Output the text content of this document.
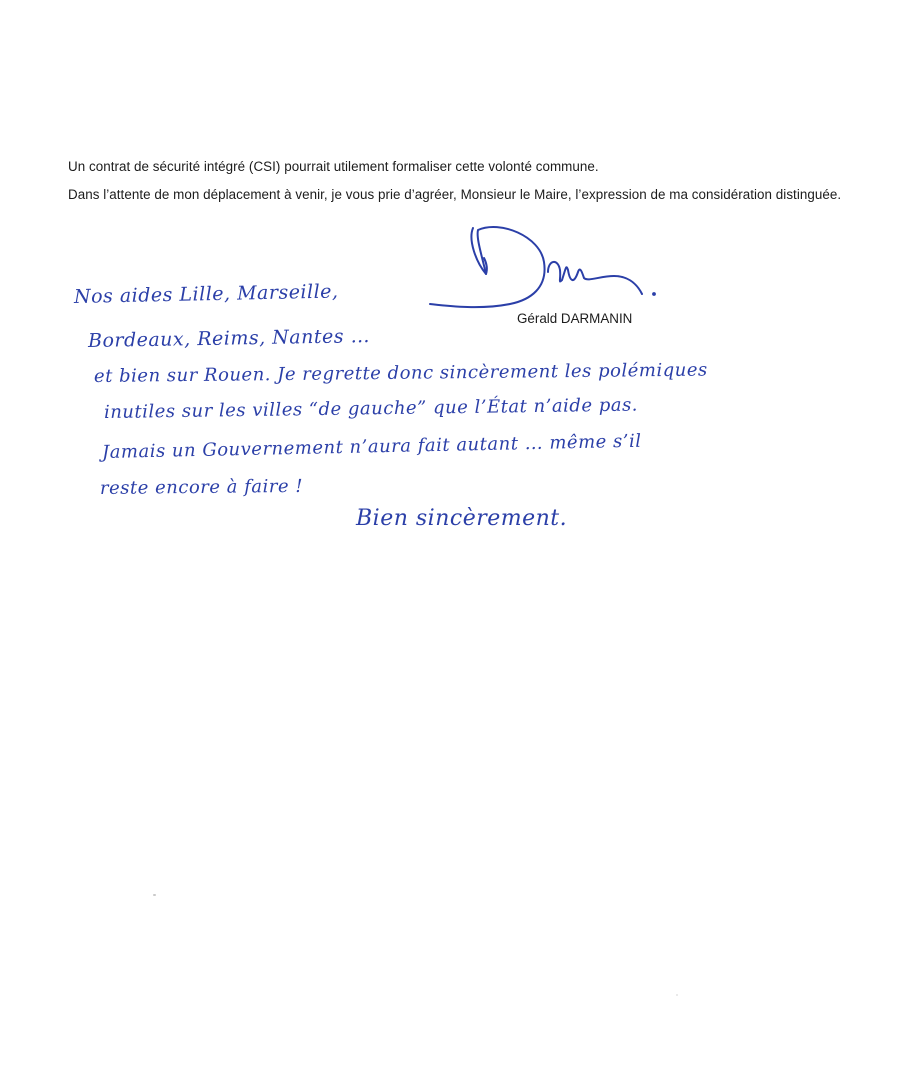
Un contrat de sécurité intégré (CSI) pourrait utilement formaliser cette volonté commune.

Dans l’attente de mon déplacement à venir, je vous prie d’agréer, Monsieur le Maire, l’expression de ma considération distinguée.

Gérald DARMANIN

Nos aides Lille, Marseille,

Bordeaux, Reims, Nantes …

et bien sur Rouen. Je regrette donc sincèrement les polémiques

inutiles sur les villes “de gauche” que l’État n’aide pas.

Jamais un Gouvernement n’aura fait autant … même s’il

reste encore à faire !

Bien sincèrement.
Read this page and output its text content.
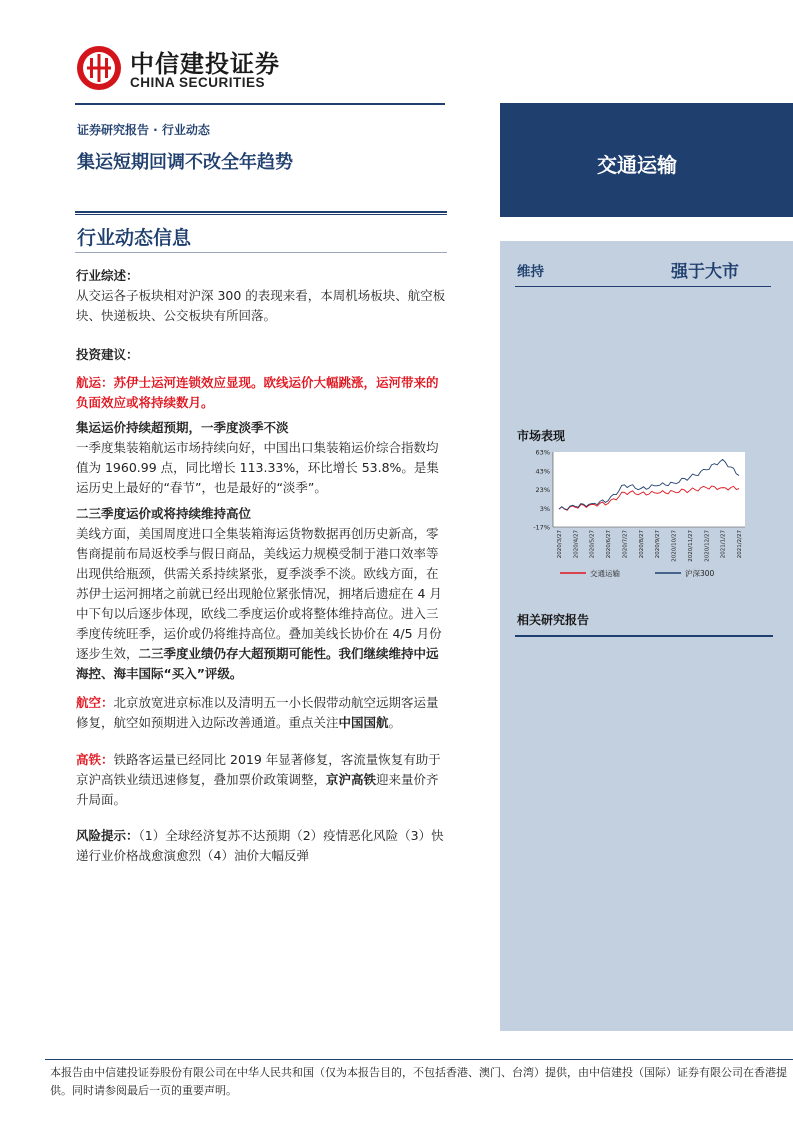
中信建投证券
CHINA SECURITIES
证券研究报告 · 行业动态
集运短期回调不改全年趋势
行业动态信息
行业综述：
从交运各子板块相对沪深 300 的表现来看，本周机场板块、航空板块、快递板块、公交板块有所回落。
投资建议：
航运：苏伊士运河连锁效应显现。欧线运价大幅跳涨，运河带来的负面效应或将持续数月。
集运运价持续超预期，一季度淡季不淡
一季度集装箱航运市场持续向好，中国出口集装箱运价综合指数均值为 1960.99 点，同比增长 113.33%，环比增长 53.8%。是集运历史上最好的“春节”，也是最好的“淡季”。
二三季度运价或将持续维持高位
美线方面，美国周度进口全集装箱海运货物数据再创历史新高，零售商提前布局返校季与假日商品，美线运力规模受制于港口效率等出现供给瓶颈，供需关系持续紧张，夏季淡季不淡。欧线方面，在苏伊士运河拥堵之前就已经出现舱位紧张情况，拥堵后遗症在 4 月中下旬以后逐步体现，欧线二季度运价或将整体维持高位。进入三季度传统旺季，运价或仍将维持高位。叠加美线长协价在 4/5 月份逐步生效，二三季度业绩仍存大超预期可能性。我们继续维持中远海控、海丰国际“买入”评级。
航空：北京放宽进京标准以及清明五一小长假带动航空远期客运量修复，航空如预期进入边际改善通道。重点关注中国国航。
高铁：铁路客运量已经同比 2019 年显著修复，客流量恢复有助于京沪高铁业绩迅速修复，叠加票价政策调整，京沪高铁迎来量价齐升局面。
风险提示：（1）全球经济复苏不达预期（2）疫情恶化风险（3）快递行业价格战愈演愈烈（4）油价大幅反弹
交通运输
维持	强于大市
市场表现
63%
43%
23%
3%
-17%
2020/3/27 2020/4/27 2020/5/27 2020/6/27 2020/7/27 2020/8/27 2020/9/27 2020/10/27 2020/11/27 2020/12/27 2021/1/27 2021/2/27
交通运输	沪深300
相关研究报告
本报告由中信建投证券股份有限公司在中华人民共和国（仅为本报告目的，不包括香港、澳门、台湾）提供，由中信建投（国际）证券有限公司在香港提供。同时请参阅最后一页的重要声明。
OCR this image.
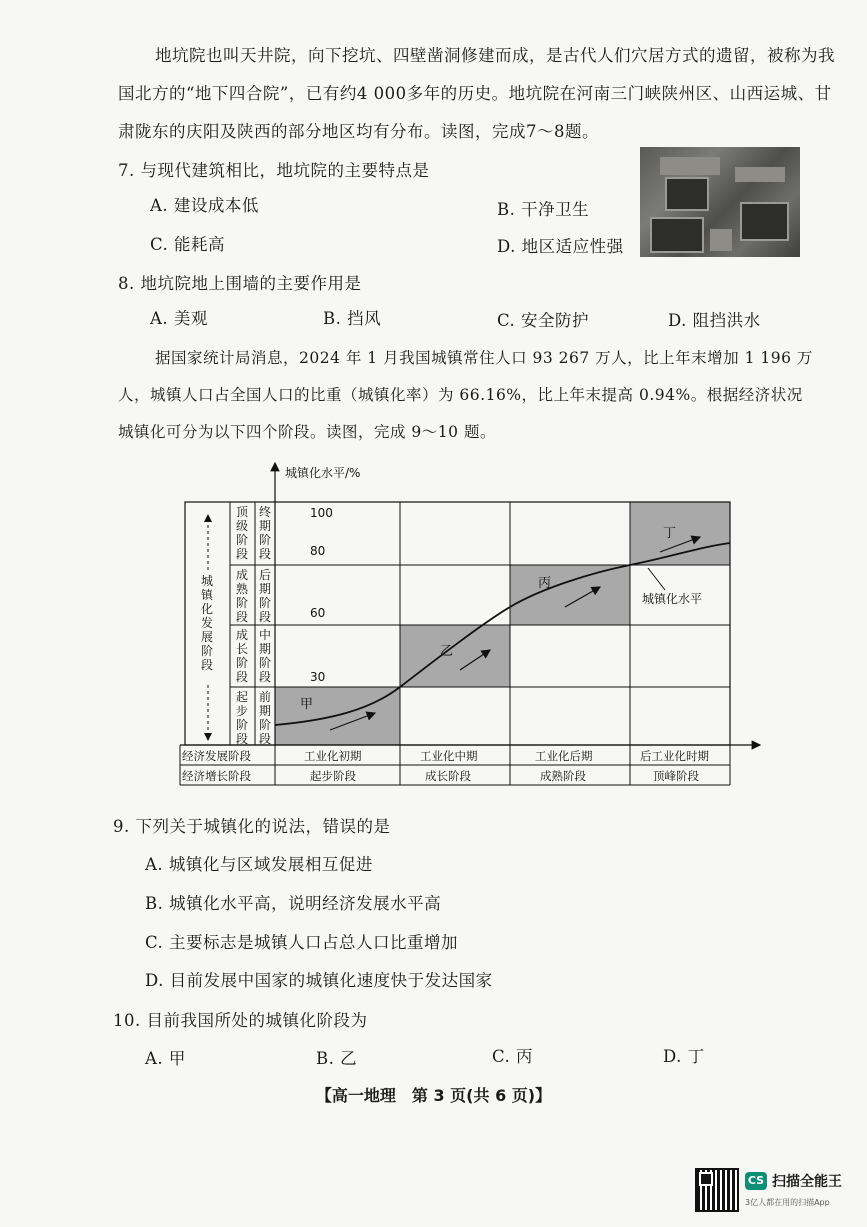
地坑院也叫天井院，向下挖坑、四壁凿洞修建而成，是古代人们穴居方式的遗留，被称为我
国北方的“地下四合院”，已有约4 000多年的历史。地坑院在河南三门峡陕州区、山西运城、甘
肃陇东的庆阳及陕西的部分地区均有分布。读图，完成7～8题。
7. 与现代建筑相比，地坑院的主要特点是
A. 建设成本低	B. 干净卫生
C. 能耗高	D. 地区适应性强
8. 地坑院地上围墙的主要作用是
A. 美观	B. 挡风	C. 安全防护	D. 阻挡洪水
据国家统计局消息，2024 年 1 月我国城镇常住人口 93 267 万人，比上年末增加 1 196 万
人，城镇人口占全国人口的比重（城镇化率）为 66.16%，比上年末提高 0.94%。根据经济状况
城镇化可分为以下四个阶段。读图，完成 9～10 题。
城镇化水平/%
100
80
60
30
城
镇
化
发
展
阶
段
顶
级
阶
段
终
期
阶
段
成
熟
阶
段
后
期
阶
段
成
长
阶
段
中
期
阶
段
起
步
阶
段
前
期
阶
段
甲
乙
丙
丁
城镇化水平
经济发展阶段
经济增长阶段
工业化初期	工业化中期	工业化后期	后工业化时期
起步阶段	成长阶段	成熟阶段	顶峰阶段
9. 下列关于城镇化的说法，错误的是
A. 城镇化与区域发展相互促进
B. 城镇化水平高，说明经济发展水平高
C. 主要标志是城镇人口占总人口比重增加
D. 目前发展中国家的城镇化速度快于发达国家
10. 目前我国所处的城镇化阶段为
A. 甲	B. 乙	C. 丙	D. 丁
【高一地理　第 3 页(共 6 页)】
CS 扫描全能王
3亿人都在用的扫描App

============

Leave out the pictures and return every record word for word.

Output the text content of this document.
Un contrat de sécurité intégré (CSI) pourrait utilement formaliser cette volonté commune.

Dans l’attente de mon déplacement à venir, je vous prie d’agréer, Monsieur le Maire, l’expression de ma considération distinguée.

Gérald DARMANIN

Nos aides Lille, Marseille,

Bordeaux, Reims, Nantes …

et bien sur Rouen. Je regrette donc sincèrement les polémiques

inutiles sur les villes “de gauche” que l’État n’aide pas.

Jamais un Gouvernement n’aura fait autant … même s’il

reste encore à faire !

Bien sincèrement.
Read this page and output its text content.
中信建投证券
CHINA SECURITIES
证券研究报告 · 行业动态
集运短期回调不改全年趋势
行业动态信息
行业综述：
从交运各子板块相对沪深 300 的表现来看，本周机场板块、航空板块、快递板块、公交板块有所回落。
投资建议：
航运：苏伊士运河连锁效应显现。欧线运价大幅跳涨，运河带来的负面效应或将持续数月。
集运运价持续超预期，一季度淡季不淡
一季度集装箱航运市场持续向好，中国出口集装箱运价综合指数均值为 1960.99 点，同比增长 113.33%，环比增长 53.8%。是集运历史上最好的“春节”，也是最好的“淡季”。
二三季度运价或将持续维持高位
美线方面，美国周度进口全集装箱海运货物数据再创历史新高，零售商提前布局返校季与假日商品，美线运力规模受制于港口效率等出现供给瓶颈，供需关系持续紧张，夏季淡季不淡。欧线方面，在苏伊士运河拥堵之前就已经出现舱位紧张情况，拥堵后遗症在 4 月中下旬以后逐步体现，欧线二季度运价或将整体维持高位。进入三季度传统旺季，运价或仍将维持高位。叠加美线长协价在 4/5 月份逐步生效，二三季度业绩仍存大超预期可能性。我们继续维持中远海控、海丰国际“买入”评级。
航空：北京放宽进京标准以及清明五一小长假带动航空远期客运量修复，航空如预期进入边际改善通道。重点关注中国国航。
高铁：铁路客运量已经同比 2019 年显著修复，客流量恢复有助于京沪高铁业绩迅速修复，叠加票价政策调整，京沪高铁迎来量价齐升局面。
风险提示：（1）全球经济复苏不达预期（2）疫情恶化风险（3）快递行业价格战愈演愈烈（4）油价大幅反弹
交通运输
维持	强于大市
市场表现
63%
43%
23%
3%
-17%
2020/3/27 2020/4/27 2020/5/27 2020/6/27 2020/7/27 2020/8/27 2020/9/27 2020/10/27 2020/11/27 2020/12/27 2021/1/27 2021/2/27
交通运输	沪深300
相关研究报告
本报告由中信建投证券股份有限公司在中华人民共和国（仅为本报告目的，不包括香港、澳门、台湾）提供，由中信建投（国际）证券有限公司在香港提供。同时请参阅最后一页的重要声明。
OCR this image.
地坑院也叫天井院，向下挖坑、四壁凿洞修建而成，是古代人们穴居方式的遗留，被称为我
国北方的“地下四合院”，已有约4 000多年的历史。地坑院在河南三门峡陕州区、山西运城、甘
肃陇东的庆阳及陕西的部分地区均有分布。读图，完成7～8题。
7. 与现代建筑相比，地坑院的主要特点是
A. 建设成本低	B. 干净卫生
C. 能耗高	D. 地区适应性强
8. 地坑院地上围墙的主要作用是
A. 美观	B. 挡风	C. 安全防护	D. 阻挡洪水
据国家统计局消息，2024 年 1 月我国城镇常住人口 93 267 万人，比上年末增加 1 196 万
人，城镇人口占全国人口的比重（城镇化率）为 66.16%，比上年末提高 0.94%。根据经济状况
城镇化可分为以下四个阶段。读图，完成 9～10 题。
城镇化水平/%
100
80
60
30
城
镇
化
发
展
阶
段
顶
级
阶
段
终
期
阶
段
成
熟
阶
段
后
期
阶
段
成
长
阶
段
中
期
阶
段
起
步
阶
段
前
期
阶
段
甲
乙
丙
丁
城镇化水平
经济发展阶段
经济增长阶段
工业化初期	工业化中期	工业化后期	后工业化时期
起步阶段	成长阶段	成熟阶段	顶峰阶段
9. 下列关于城镇化的说法，错误的是
A. 城镇化与区域发展相互促进
B. 城镇化水平高，说明经济发展水平高
C. 主要标志是城镇人口占总人口比重增加
D. 目前发展中国家的城镇化速度快于发达国家
10. 目前我国所处的城镇化阶段为
A. 甲	B. 乙	C. 丙	D. 丁
【高一地理　第 3 页(共 6 页)】
CS 扫描全能王
3亿人都在用的扫描App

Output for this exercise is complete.